[Data records]
::::

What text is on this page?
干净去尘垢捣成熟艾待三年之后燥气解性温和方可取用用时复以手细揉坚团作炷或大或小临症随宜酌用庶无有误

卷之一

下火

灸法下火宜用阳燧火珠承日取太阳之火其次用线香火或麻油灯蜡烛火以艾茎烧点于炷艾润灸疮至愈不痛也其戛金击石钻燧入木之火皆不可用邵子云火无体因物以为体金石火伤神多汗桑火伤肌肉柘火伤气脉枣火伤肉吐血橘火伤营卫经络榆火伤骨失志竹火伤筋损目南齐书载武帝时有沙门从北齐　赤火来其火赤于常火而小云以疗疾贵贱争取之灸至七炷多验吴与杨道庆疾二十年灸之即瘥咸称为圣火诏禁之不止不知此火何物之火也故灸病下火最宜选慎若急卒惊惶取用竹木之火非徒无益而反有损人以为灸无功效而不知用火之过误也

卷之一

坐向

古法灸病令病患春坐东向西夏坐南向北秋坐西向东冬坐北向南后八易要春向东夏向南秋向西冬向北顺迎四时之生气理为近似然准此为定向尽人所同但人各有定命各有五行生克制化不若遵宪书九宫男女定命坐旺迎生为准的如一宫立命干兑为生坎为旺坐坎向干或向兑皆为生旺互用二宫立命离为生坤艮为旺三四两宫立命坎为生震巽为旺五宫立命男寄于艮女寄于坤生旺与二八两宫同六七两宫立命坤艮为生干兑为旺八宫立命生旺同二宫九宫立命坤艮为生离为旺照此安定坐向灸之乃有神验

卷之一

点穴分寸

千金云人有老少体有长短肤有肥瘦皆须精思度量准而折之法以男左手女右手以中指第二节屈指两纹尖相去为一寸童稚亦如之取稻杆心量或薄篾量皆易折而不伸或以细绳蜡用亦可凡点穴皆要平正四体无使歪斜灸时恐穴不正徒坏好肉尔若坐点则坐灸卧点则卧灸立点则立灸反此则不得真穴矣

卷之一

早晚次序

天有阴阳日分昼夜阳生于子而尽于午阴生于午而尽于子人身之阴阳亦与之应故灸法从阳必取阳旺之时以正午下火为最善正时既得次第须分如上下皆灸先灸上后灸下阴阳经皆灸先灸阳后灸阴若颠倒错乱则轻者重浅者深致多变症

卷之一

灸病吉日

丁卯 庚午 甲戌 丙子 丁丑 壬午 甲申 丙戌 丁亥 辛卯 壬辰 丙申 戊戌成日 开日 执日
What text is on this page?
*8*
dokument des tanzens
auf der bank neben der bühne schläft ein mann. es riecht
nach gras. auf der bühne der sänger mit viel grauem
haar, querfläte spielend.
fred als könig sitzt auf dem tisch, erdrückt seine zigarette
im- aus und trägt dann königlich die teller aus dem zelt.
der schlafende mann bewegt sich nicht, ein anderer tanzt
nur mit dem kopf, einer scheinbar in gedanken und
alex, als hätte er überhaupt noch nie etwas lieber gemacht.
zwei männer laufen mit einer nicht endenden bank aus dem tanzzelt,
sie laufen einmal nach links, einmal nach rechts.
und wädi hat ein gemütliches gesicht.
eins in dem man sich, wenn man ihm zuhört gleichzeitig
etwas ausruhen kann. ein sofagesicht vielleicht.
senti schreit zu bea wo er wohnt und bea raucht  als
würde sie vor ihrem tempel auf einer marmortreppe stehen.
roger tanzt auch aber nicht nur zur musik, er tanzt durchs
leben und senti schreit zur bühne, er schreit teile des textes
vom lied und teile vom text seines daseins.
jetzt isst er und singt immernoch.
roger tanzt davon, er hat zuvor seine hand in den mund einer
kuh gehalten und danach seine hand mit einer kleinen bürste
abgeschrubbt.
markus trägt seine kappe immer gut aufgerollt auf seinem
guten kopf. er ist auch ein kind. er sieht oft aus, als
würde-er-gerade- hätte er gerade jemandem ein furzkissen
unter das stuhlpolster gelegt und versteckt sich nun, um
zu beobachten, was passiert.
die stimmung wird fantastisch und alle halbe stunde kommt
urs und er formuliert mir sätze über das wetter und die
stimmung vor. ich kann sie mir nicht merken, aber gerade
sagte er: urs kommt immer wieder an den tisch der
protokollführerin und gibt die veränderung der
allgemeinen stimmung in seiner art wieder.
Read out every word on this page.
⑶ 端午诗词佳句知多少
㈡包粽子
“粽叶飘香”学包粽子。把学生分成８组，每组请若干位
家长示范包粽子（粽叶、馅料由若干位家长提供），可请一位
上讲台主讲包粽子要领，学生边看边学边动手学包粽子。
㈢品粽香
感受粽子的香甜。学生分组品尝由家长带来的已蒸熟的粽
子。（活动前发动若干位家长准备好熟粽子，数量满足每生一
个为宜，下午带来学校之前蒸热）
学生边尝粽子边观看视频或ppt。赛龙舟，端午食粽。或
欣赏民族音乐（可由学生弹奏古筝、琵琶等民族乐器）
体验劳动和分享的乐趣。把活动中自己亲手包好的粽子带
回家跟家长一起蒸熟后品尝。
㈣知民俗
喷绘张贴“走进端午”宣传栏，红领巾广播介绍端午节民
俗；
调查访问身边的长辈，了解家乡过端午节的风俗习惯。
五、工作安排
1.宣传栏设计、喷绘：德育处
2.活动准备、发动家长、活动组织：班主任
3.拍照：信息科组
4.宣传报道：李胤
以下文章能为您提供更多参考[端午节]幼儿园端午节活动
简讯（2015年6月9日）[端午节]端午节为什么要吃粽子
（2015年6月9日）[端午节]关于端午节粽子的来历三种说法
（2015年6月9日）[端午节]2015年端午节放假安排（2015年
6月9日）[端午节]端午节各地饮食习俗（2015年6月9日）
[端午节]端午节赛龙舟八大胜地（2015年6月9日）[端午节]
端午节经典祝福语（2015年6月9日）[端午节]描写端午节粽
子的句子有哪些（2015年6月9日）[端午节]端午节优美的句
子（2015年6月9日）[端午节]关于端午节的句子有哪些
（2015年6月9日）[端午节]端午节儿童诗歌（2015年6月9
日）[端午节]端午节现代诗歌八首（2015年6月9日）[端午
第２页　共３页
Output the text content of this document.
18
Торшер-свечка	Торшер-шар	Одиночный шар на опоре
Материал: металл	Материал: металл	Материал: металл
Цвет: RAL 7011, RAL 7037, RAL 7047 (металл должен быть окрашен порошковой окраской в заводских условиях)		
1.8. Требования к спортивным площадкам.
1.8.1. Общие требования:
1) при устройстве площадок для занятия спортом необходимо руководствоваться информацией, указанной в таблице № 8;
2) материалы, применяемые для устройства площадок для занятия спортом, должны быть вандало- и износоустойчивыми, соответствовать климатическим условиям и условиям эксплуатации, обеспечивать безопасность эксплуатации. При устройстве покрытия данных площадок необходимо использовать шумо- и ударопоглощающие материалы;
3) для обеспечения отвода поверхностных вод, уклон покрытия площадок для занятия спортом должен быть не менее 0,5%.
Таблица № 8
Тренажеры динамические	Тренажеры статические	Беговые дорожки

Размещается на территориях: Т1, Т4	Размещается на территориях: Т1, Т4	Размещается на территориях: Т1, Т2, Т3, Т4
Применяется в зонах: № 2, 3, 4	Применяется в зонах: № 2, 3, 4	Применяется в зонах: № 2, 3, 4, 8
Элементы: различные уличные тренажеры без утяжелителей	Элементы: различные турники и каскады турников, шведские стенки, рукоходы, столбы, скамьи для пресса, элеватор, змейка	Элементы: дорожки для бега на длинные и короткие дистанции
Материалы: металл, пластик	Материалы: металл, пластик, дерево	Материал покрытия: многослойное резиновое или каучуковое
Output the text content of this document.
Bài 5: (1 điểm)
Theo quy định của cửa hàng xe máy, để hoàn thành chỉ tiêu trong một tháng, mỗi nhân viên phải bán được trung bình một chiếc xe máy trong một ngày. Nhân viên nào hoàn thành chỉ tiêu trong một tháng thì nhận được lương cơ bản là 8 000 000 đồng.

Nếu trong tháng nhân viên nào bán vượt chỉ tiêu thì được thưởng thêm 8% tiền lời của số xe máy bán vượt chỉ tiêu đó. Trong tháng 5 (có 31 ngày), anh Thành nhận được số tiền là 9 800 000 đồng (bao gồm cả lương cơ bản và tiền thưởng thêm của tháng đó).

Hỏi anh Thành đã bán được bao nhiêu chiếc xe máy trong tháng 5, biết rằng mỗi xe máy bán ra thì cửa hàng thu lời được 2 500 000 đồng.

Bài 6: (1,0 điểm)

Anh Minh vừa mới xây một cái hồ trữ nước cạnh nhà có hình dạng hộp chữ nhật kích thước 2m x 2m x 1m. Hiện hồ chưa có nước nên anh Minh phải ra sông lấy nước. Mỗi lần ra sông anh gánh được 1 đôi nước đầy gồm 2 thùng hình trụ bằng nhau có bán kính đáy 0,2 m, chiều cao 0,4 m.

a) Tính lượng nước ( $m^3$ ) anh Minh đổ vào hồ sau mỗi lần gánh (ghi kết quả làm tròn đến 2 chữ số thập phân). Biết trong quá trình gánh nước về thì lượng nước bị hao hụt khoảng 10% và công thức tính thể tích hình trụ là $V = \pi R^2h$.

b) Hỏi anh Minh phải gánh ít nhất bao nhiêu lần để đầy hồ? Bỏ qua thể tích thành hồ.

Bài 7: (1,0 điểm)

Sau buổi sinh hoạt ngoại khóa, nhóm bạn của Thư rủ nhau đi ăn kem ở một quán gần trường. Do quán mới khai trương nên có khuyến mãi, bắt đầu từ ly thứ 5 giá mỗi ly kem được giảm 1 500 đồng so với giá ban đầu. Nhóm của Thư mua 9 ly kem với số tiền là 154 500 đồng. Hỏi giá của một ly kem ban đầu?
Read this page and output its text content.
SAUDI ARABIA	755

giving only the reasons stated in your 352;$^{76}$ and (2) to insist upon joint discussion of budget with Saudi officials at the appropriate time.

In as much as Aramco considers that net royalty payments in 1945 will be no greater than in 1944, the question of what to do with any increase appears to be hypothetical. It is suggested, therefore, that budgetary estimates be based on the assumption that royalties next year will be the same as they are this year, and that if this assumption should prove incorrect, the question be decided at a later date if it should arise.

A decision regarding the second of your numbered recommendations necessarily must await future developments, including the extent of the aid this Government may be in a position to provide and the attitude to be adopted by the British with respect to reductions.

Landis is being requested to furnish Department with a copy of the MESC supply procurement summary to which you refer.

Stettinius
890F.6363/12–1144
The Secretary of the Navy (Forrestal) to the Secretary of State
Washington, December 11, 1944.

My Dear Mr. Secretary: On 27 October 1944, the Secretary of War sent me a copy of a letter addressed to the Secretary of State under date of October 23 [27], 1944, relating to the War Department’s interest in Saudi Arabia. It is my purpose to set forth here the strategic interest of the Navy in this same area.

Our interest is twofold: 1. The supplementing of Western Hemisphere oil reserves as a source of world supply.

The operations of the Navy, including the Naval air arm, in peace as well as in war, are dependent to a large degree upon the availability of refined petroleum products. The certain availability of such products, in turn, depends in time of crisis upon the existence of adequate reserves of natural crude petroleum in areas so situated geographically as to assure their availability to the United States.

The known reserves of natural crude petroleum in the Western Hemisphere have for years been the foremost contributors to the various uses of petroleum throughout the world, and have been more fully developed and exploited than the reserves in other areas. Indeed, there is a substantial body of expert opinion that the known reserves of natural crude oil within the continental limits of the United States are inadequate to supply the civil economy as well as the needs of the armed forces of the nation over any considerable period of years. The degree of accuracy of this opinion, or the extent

::::

In the lines above, locate the string "Western". Copy every line where it occurs.

Our interest is twofold: 1. The supplementing of Western Hemisphere oil reserves as a source of world supply.
The known reserves of natural crude petroleum in the Western Hemisphere have for years been the foremost contributors to the various uses of petroleum throughout the world, and have been more fully developed and exploited than the reserves in other areas. Indeed, there is a substantial body of expert opinion that the known reserves of natural crude oil within the continental limits of the United States are inadequate to supply the civil economy as well as the needs of the armed forces of the nation over any considerable period of years. The degree of accuracy of this opinion, or the extent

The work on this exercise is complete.